Write out the data below in full, unchanged, minus the images.

-- start of Record list --

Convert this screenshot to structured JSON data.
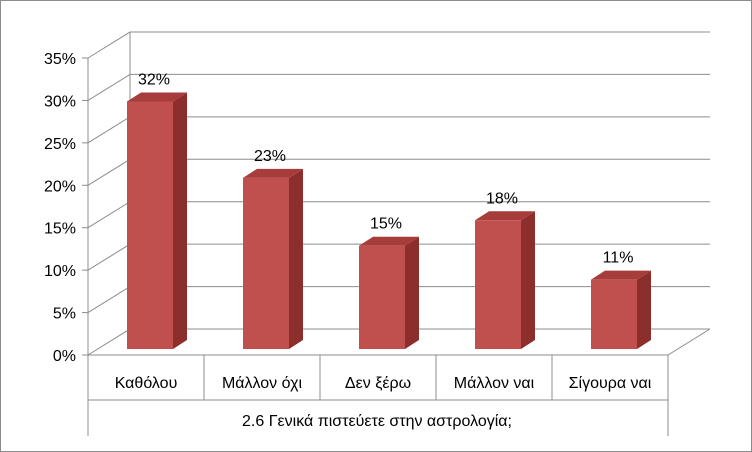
{
  "chart_data": {
    "type": "bar",
    "categories": [
      "Καθόλου",
      "Μάλλον όχι",
      "Δεν ξέρω",
      "Μάλλον ναι",
      "Σίγουρα ναι"
    ],
    "values": [
      32,
      23,
      15,
      18,
      11
    ],
    "data_labels": [
      "32%",
      "23%",
      "15%",
      "18%",
      "11%"
    ],
    "xlabel": "2.6 Γενικά πιστεύετε στην αστρολογία;",
    "ylabel": "",
    "title": "",
    "ylim": [
      0,
      35
    ],
    "yticks": [
      "0%",
      "5%",
      "10%",
      "15%",
      "20%",
      "25%",
      "30%",
      "35%"
    ],
    "grid": true,
    "legend": "none",
    "style": "3d-column",
    "colors": {
      "bar_front": "#c0504d",
      "bar_side": "#8c2f2c",
      "bar_top": "#a63d3a",
      "grid": "#8c8c8c"
    }
  }
}
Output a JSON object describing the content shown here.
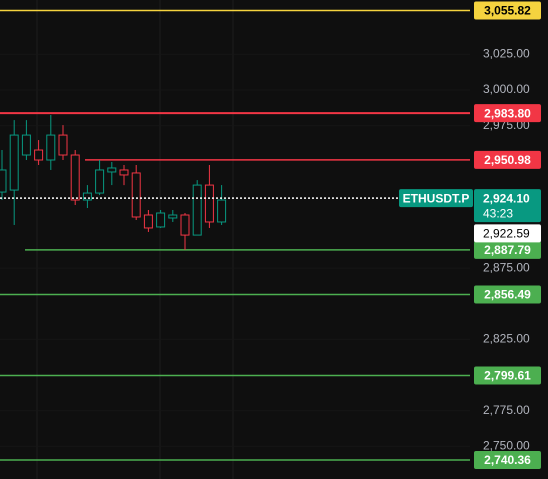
{
  "chart_data": {
    "type": "candlestick",
    "ylim": [
      2727,
      3063.2
    ],
    "yticks": [
      {
        "value": 3025,
        "label": "3,025.00"
      },
      {
        "value": 3000,
        "label": "3,000.00"
      },
      {
        "value": 2975,
        "label": "2,975.00"
      },
      {
        "value": 2875,
        "label": "2,875.00"
      },
      {
        "value": 2825,
        "label": "2,825.00"
      },
      {
        "value": 2775,
        "label": "2,775.00"
      },
      {
        "value": 2750,
        "label": "2,750.00"
      }
    ],
    "up_color": "#089981",
    "down_color": "#f23645",
    "candles": [
      {
        "open": 2928.4,
        "high": 2957.9,
        "low": 2922.8,
        "close": 2943.9
      },
      {
        "open": 2929.8,
        "high": 2978.9,
        "low": 2905.3,
        "close": 2968.4
      },
      {
        "open": 2954.4,
        "high": 2978.9,
        "low": 2950.9,
        "close": 2968.4
      },
      {
        "open": 2957.9,
        "high": 2964.9,
        "low": 2947.4,
        "close": 2950.9
      },
      {
        "open": 2950.9,
        "high": 2982.5,
        "low": 2943.9,
        "close": 2968.4
      },
      {
        "open": 2968.4,
        "high": 2975.4,
        "low": 2950.9,
        "close": 2954.4
      },
      {
        "open": 2954.4,
        "high": 2957.9,
        "low": 2919.3,
        "close": 2922.8
      },
      {
        "open": 2922.8,
        "high": 2933.3,
        "low": 2917.2,
        "close": 2927.7
      },
      {
        "open": 2927.7,
        "high": 2950.9,
        "low": 2926.3,
        "close": 2943.9
      },
      {
        "open": 2942.5,
        "high": 2949.5,
        "low": 2933.3,
        "close": 2945.3
      },
      {
        "open": 2943.9,
        "high": 2947.4,
        "low": 2933.3,
        "close": 2940.4
      },
      {
        "open": 2941.8,
        "high": 2947.4,
        "low": 2908.8,
        "close": 2910.9
      },
      {
        "open": 2912.3,
        "high": 2915.8,
        "low": 2900.4,
        "close": 2903.2
      },
      {
        "open": 2903.9,
        "high": 2915.8,
        "low": 2903.2,
        "close": 2913.7
      },
      {
        "open": 2910.2,
        "high": 2915.8,
        "low": 2907.4,
        "close": 2912.3
      },
      {
        "open": 2912.3,
        "high": 2913.7,
        "low": 2887.7,
        "close": 2898.2
      },
      {
        "open": 2898.2,
        "high": 2936.8,
        "low": 2898.2,
        "close": 2933.3
      },
      {
        "open": 2933.3,
        "high": 2947.4,
        "low": 2903.2,
        "close": 2907.4
      },
      {
        "open": 2907.4,
        "high": 2933.3,
        "low": 2905.3,
        "close": 2922.8
      }
    ],
    "levels": [
      {
        "value": 3055.82,
        "label": "3,055.82",
        "color": "#f5d33f"
      },
      {
        "value": 2983.8,
        "label": "2,983.80",
        "color": "#f23645"
      },
      {
        "value": 2950.98,
        "label": "2,950.98",
        "color": "#f23645"
      },
      {
        "value": 2887.79,
        "label": "2,887.79",
        "color": "#4caf50"
      },
      {
        "value": 2856.49,
        "label": "2,856.49",
        "color": "#4caf50"
      },
      {
        "value": 2799.61,
        "label": "2,799.61",
        "color": "#4caf50"
      },
      {
        "value": 2740.36,
        "label": "2,740.36",
        "color": "#4caf50"
      }
    ],
    "last_price": {
      "name": "ETHUSDT.P",
      "value": 2924.1,
      "label": "2,924.10",
      "countdown": "43:23",
      "color": "#089981"
    },
    "mark_price": {
      "value": 2922.59,
      "label": "2,922.59"
    }
  }
}
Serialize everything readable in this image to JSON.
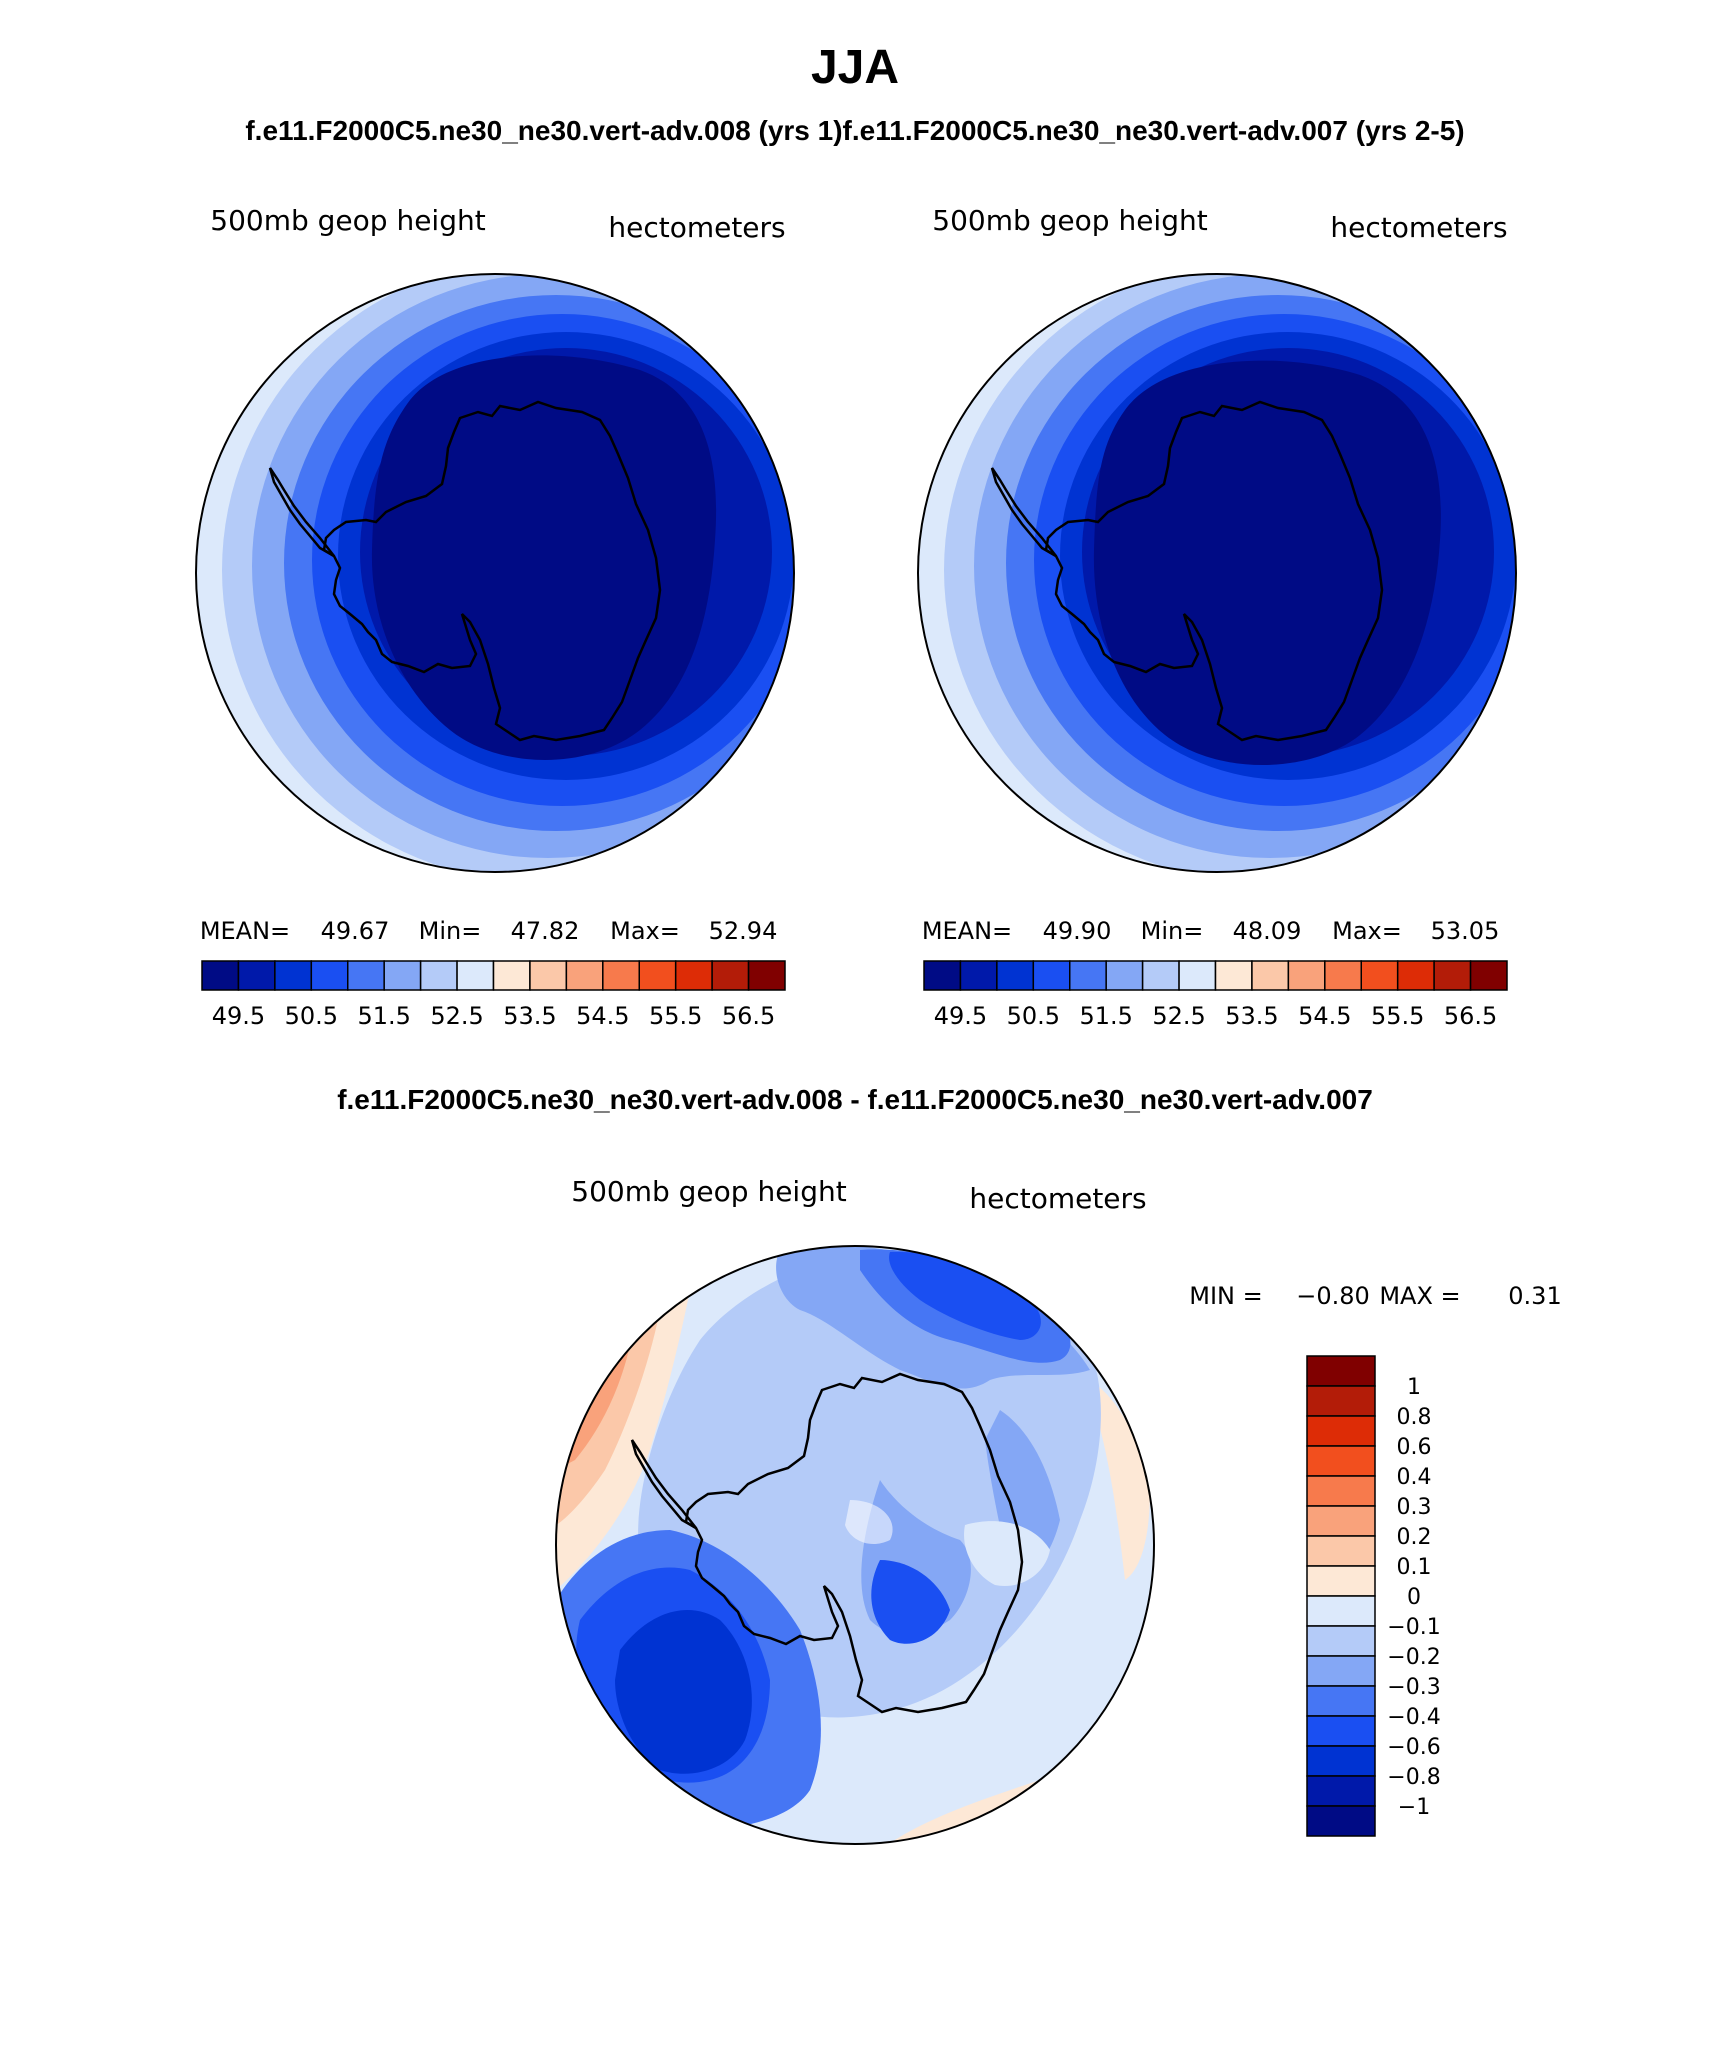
{
  "page": {
    "title": "JJA",
    "run_titles": "f.e11.F2000C5.ne30_ne30.vert-adv.008 (yrs 1)f.e11.F2000C5.ne30_ne30.vert-adv.007 (yrs 2-5)",
    "diff_title": "f.e11.F2000C5.ne30_ne30.vert-adv.008 - f.e11.F2000C5.ne30_ne30.vert-adv.007"
  },
  "panels": [
    {
      "id": "left",
      "variable": "500mb geop height",
      "units": "hectometers",
      "stats": {
        "mean_label": "MEAN=",
        "mean": "49.67",
        "min_label": "Min=",
        "min": "47.82",
        "max_label": "Max=",
        "max": "52.94"
      }
    },
    {
      "id": "right",
      "variable": "500mb geop height",
      "units": "hectometers",
      "stats": {
        "mean_label": "MEAN=",
        "mean": "49.90",
        "min_label": "Min=",
        "min": "48.09",
        "max_label": "Max=",
        "max": "53.05"
      }
    },
    {
      "id": "diff",
      "variable": "500mb geop height",
      "units": "hectometers",
      "stats": {
        "min_label": "MIN =",
        "min": "−0.80",
        "max_label": "MAX =",
        "max": "0.31"
      }
    }
  ],
  "colorbars": {
    "abs": {
      "labels": [
        "49.5",
        "50.5",
        "51.5",
        "52.5",
        "53.5",
        "54.5",
        "55.5",
        "56.5"
      ],
      "colors": [
        "#000b85",
        "#0019aa",
        "#0033d2",
        "#1a4ff2",
        "#4676f4",
        "#84a7f5",
        "#b4cbf8",
        "#dce9fb",
        "#fde8d6",
        "#fbc8a9",
        "#f9a27b",
        "#f77a4c",
        "#f24f1e",
        "#dd2c06",
        "#b31c08",
        "#800000"
      ]
    },
    "diff": {
      "labels": [
        "1",
        "0.8",
        "0.6",
        "0.4",
        "0.3",
        "0.2",
        "0.1",
        "0",
        "−0.1",
        "−0.2",
        "−0.3",
        "−0.4",
        "−0.6",
        "−0.8",
        "−1"
      ],
      "colors": [
        "#800000",
        "#b31c08",
        "#dd2c06",
        "#f24f1e",
        "#f77a4c",
        "#f9a27b",
        "#fbc8a9",
        "#fde8d6",
        "#dce9fb",
        "#b4cbf8",
        "#84a7f5",
        "#4676f4",
        "#1a4ff2",
        "#0033d2",
        "#0019aa",
        "#000b85"
      ]
    }
  },
  "maps": {
    "fills": {
      "low": "#000b85",
      "ring1": "#0019aa",
      "ring2": "#0033d2",
      "ring3": "#1a4ff2",
      "ring4": "#4676f4",
      "ring5": "#84a7f5",
      "ring6": "#b4cbf8",
      "ring7": "#dce9fb",
      "pos1": "#fde8d6",
      "pos2": "#fbc8a9",
      "pos3": "#f9a27b"
    }
  }
}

-- end of Record list --

> Task result
Convert this screenshot to structured JSON data.
{
  "chart_data": {
    "type": "bar",
    "categories": [
      "Καθόλου",
      "Μάλλον όχι",
      "Δεν ξέρω",
      "Μάλλον ναι",
      "Σίγουρα ναι"
    ],
    "values": [
      32,
      23,
      15,
      18,
      11
    ],
    "data_labels": [
      "32%",
      "23%",
      "15%",
      "18%",
      "11%"
    ],
    "xlabel": "2.6 Γενικά πιστεύετε στην αστρολογία;",
    "ylabel": "",
    "title": "",
    "ylim": [
      0,
      35
    ],
    "yticks": [
      "0%",
      "5%",
      "10%",
      "15%",
      "20%",
      "25%",
      "30%",
      "35%"
    ],
    "grid": true,
    "legend": "none",
    "style": "3d-column",
    "colors": {
      "bar_front": "#c0504d",
      "bar_side": "#8c2f2c",
      "bar_top": "#a63d3a",
      "grid": "#8c8c8c"
    }
  }
}
Output a JSON object describing the content shown here.
{
  "chart_data": {
    "type": "candlestick",
    "ylim": [
      2727,
      3063.2
    ],
    "yticks": [
      {
        "value": 3025,
        "label": "3,025.00"
      },
      {
        "value": 3000,
        "label": "3,000.00"
      },
      {
        "value": 2975,
        "label": "2,975.00"
      },
      {
        "value": 2875,
        "label": "2,875.00"
      },
      {
        "value": 2825,
        "label": "2,825.00"
      },
      {
        "value": 2775,
        "label": "2,775.00"
      },
      {
        "value": 2750,
        "label": "2,750.00"
      }
    ],
    "up_color": "#089981",
    "down_color": "#f23645",
    "candles": [
      {
        "open": 2928.4,
        "high": 2957.9,
        "low": 2922.8,
        "close": 2943.9
      },
      {
        "open": 2929.8,
        "high": 2978.9,
        "low": 2905.3,
        "close": 2968.4
      },
      {
        "open": 2954.4,
        "high": 2978.9,
        "low": 2950.9,
        "close": 2968.4
      },
      {
        "open": 2957.9,
        "high": 2964.9,
        "low": 2947.4,
        "close": 2950.9
      },
      {
        "open": 2950.9,
        "high": 2982.5,
        "low": 2943.9,
        "close": 2968.4
      },
      {
        "open": 2968.4,
        "high": 2975.4,
        "low": 2950.9,
        "close": 2954.4
      },
      {
        "open": 2954.4,
        "high": 2957.9,
        "low": 2919.3,
        "close": 2922.8
      },
      {
        "open": 2922.8,
        "high": 2933.3,
        "low": 2917.2,
        "close": 2927.7
      },
      {
        "open": 2927.7,
        "high": 2950.9,
        "low": 2926.3,
        "close": 2943.9
      },
      {
        "open": 2942.5,
        "high": 2949.5,
        "low": 2933.3,
        "close": 2945.3
      },
      {
        "open": 2943.9,
        "high": 2947.4,
        "low": 2933.3,
        "close": 2940.4
      },
      {
        "open": 2941.8,
        "high": 2947.4,
        "low": 2908.8,
        "close": 2910.9
      },
      {
        "open": 2912.3,
        "high": 2915.8,
        "low": 2900.4,
        "close": 2903.2
      },
      {
        "open": 2903.9,
        "high": 2915.8,
        "low": 2903.2,
        "close": 2913.7
      },
      {
        "open": 2910.2,
        "high": 2915.8,
        "low": 2907.4,
        "close": 2912.3
      },
      {
        "open": 2912.3,
        "high": 2913.7,
        "low": 2887.7,
        "close": 2898.2
      },
      {
        "open": 2898.2,
        "high": 2936.8,
        "low": 2898.2,
        "close": 2933.3
      },
      {
        "open": 2933.3,
        "high": 2947.4,
        "low": 2903.2,
        "close": 2907.4
      },
      {
        "open": 2907.4,
        "high": 2933.3,
        "low": 2905.3,
        "close": 2922.8
      }
    ],
    "levels": [
      {
        "value": 3055.82,
        "label": "3,055.82",
        "color": "#f5d33f"
      },
      {
        "value": 2983.8,
        "label": "2,983.80",
        "color": "#f23645"
      },
      {
        "value": 2950.98,
        "label": "2,950.98",
        "color": "#f23645"
      },
      {
        "value": 2887.79,
        "label": "2,887.79",
        "color": "#4caf50"
      },
      {
        "value": 2856.49,
        "label": "2,856.49",
        "color": "#4caf50"
      },
      {
        "value": 2799.61,
        "label": "2,799.61",
        "color": "#4caf50"
      },
      {
        "value": 2740.36,
        "label": "2,740.36",
        "color": "#4caf50"
      }
    ],
    "last_price": {
      "name": "ETHUSDT.P",
      "value": 2924.1,
      "label": "2,924.10",
      "countdown": "43:23",
      "color": "#089981"
    },
    "mark_price": {
      "value": 2922.59,
      "label": "2,922.59"
    }
  }
}
Serialize everything readable in this image to JSON.
{
  "page": {
    "title": "JJA",
    "run_titles": "f.e11.F2000C5.ne30_ne30.vert-adv.008 (yrs 1)f.e11.F2000C5.ne30_ne30.vert-adv.007 (yrs 2-5)",
    "diff_title": "f.e11.F2000C5.ne30_ne30.vert-adv.008 - f.e11.F2000C5.ne30_ne30.vert-adv.007"
  },
  "panels": [
    {
      "id": "left",
      "variable": "500mb geop height",
      "units": "hectometers",
      "stats": {
        "mean_label": "MEAN=",
        "mean": "49.67",
        "min_label": "Min=",
        "min": "47.82",
        "max_label": "Max=",
        "max": "52.94"
      }
    },
    {
      "id": "right",
      "variable": "500mb geop height",
      "units": "hectometers",
      "stats": {
        "mean_label": "MEAN=",
        "mean": "49.90",
        "min_label": "Min=",
        "min": "48.09",
        "max_label": "Max=",
        "max": "53.05"
      }
    },
    {
      "id": "diff",
      "variable": "500mb geop height",
      "units": "hectometers",
      "stats": {
        "min_label": "MIN =",
        "min": "−0.80",
        "max_label": "MAX =",
        "max": "0.31"
      }
    }
  ],
  "colorbars": {
    "abs": {
      "labels": [
        "49.5",
        "50.5",
        "51.5",
        "52.5",
        "53.5",
        "54.5",
        "55.5",
        "56.5"
      ],
      "colors": [
        "#000b85",
        "#0019aa",
        "#0033d2",
        "#1a4ff2",
        "#4676f4",
        "#84a7f5",
        "#b4cbf8",
        "#dce9fb",
        "#fde8d6",
        "#fbc8a9",
        "#f9a27b",
        "#f77a4c",
        "#f24f1e",
        "#dd2c06",
        "#b31c08",
        "#800000"
      ]
    },
    "diff": {
      "labels": [
        "1",
        "0.8",
        "0.6",
        "0.4",
        "0.3",
        "0.2",
        "0.1",
        "0",
        "−0.1",
        "−0.2",
        "−0.3",
        "−0.4",
        "−0.6",
        "−0.8",
        "−1"
      ],
      "colors": [
        "#800000",
        "#b31c08",
        "#dd2c06",
        "#f24f1e",
        "#f77a4c",
        "#f9a27b",
        "#fbc8a9",
        "#fde8d6",
        "#dce9fb",
        "#b4cbf8",
        "#84a7f5",
        "#4676f4",
        "#1a4ff2",
        "#0033d2",
        "#0019aa",
        "#000b85"
      ]
    }
  },
  "maps": {
    "fills": {
      "low": "#000b85",
      "ring1": "#0019aa",
      "ring2": "#0033d2",
      "ring3": "#1a4ff2",
      "ring4": "#4676f4",
      "ring5": "#84a7f5",
      "ring6": "#b4cbf8",
      "ring7": "#dce9fb",
      "pos1": "#fde8d6",
      "pos2": "#fbc8a9",
      "pos3": "#f9a27b"
    }
  }
}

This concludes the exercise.